━━━━━ MATERIAL

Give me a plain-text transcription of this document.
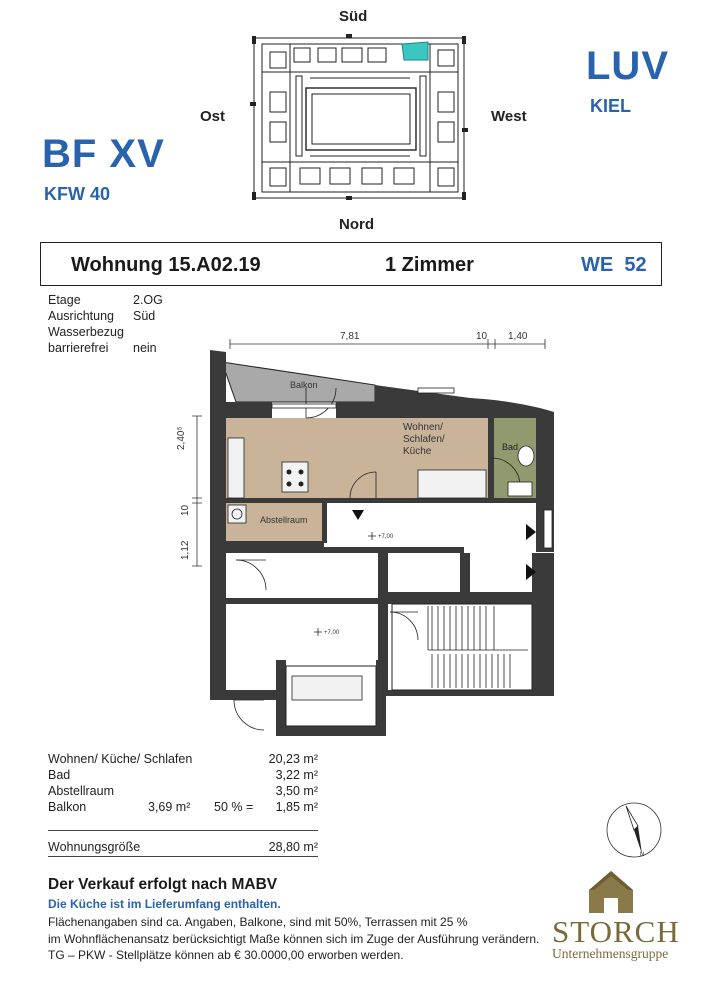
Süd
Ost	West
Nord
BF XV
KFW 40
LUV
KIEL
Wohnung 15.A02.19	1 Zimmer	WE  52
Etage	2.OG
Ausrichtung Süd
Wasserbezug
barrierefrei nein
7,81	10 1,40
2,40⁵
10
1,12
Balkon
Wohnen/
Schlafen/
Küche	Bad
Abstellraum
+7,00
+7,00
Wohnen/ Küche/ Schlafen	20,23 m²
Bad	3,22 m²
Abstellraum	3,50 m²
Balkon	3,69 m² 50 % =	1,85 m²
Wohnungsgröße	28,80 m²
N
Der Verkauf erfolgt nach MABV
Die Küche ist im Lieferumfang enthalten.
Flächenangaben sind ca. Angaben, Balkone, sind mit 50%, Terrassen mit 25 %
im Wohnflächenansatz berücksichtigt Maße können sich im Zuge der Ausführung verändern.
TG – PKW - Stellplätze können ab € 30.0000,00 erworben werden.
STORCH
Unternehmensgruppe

━━━━━━━━━━
━━━━━ MATERIAL

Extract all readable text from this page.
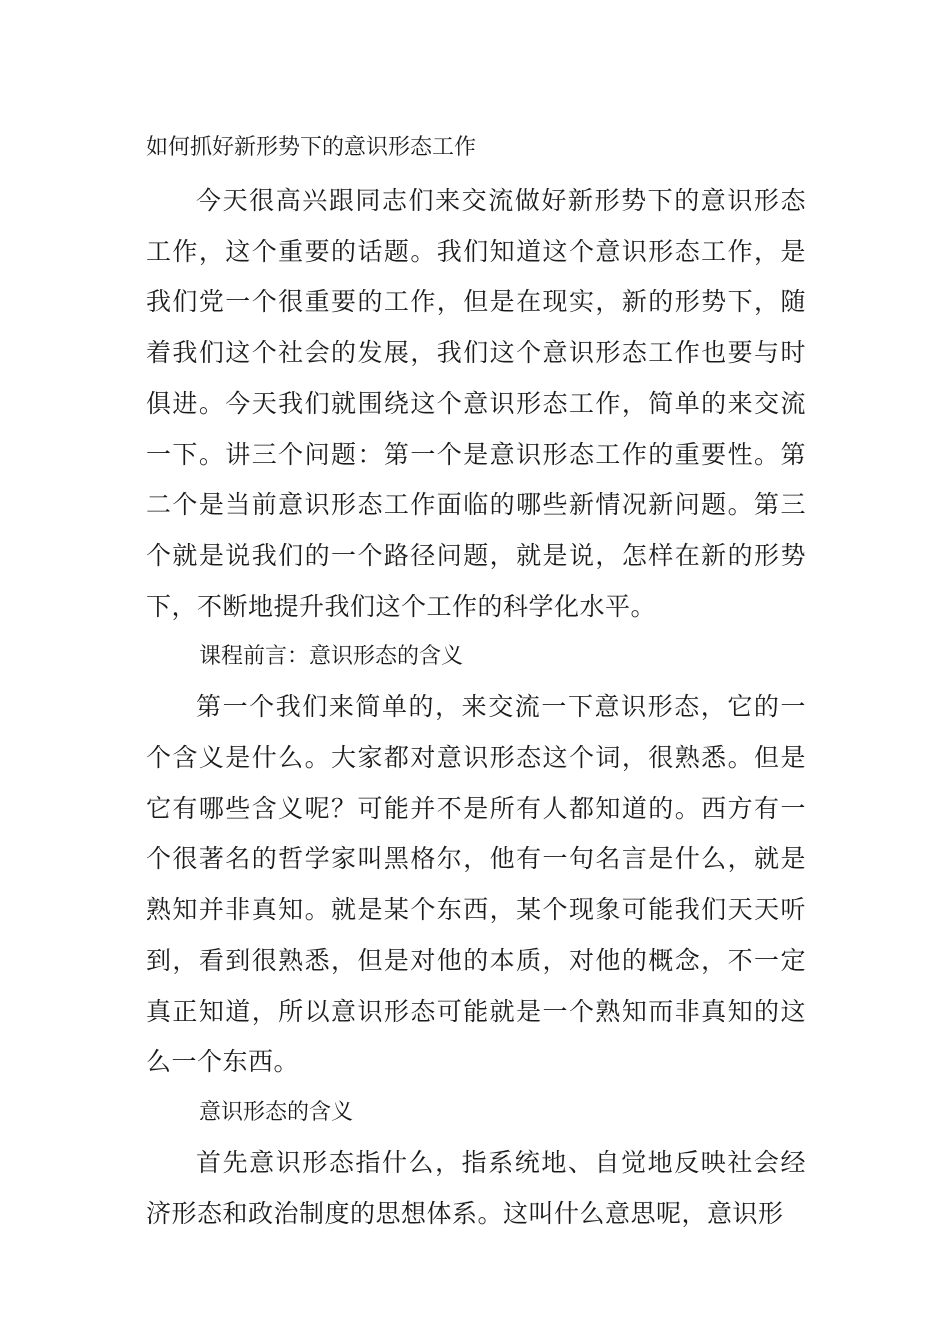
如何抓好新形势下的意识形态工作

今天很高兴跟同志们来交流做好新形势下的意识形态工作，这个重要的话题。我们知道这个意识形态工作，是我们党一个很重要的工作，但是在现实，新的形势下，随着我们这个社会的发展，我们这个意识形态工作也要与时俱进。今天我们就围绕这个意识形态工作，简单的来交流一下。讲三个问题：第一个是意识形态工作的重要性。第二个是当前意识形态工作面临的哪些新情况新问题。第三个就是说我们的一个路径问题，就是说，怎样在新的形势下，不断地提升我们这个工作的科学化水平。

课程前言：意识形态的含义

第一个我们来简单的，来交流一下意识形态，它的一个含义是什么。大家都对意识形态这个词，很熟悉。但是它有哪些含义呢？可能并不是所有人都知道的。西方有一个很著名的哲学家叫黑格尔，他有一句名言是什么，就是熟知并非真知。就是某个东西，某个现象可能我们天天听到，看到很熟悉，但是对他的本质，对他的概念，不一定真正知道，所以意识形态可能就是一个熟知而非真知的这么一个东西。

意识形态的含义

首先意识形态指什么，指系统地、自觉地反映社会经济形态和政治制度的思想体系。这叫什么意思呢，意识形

━━━━━━━━━━

- **AIM**: Among the lines of the data above, count those holding "Wohnen" and state only the number.

- **CORRECT ANSWER**: 2